--- Start Input records ---

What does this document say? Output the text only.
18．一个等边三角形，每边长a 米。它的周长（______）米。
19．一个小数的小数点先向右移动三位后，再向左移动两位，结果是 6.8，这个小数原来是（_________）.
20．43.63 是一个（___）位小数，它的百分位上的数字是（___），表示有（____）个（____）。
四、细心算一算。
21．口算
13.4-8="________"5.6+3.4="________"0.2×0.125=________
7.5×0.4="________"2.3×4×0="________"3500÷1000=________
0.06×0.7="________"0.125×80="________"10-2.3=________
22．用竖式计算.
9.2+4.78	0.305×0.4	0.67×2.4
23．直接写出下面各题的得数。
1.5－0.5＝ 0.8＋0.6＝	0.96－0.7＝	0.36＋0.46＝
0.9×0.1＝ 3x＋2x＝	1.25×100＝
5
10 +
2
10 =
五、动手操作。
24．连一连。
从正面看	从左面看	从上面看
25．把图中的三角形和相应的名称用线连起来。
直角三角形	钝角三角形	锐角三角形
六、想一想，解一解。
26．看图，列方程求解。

--- End Input records ---

- **Description of the task**: Write out all records exactly, keeping every detail.

- **Exercise response**:
What does this document say? Output the text only.
18．一个等边三角形，每边长a 米。它的周长（______）米。
19．一个小数的小数点先向右移动三位后，再向左移动两位，结果是 6.8，这个小数原来是（_________）.
20．43.63 是一个（___）位小数，它的百分位上的数字是（___），表示有（____）个（____）。
四、细心算一算。
21．口算
13.4-8="________"5.6+3.4="________"0.2×0.125=________
7.5×0.4="________"2.3×4×0="________"3500÷1000=________
0.06×0.7="________"0.125×80="________"10-2.3=________
22．用竖式计算.
9.2+4.78	0.305×0.4	0.67×2.4
23．直接写出下面各题的得数。
1.5－0.5＝ 0.8＋0.6＝	0.96－0.7＝	0.36＋0.46＝
0.9×0.1＝ 3x＋2x＝	1.25×100＝
5
10 +
2
10 =
五、动手操作。
24．连一连。
从正面看	从左面看	从上面看
25．把图中的三角形和相应的名称用线连起来。
直角三角形	钝角三角形	锐角三角形
六、想一想，解一解。
26．看图，列方程求解。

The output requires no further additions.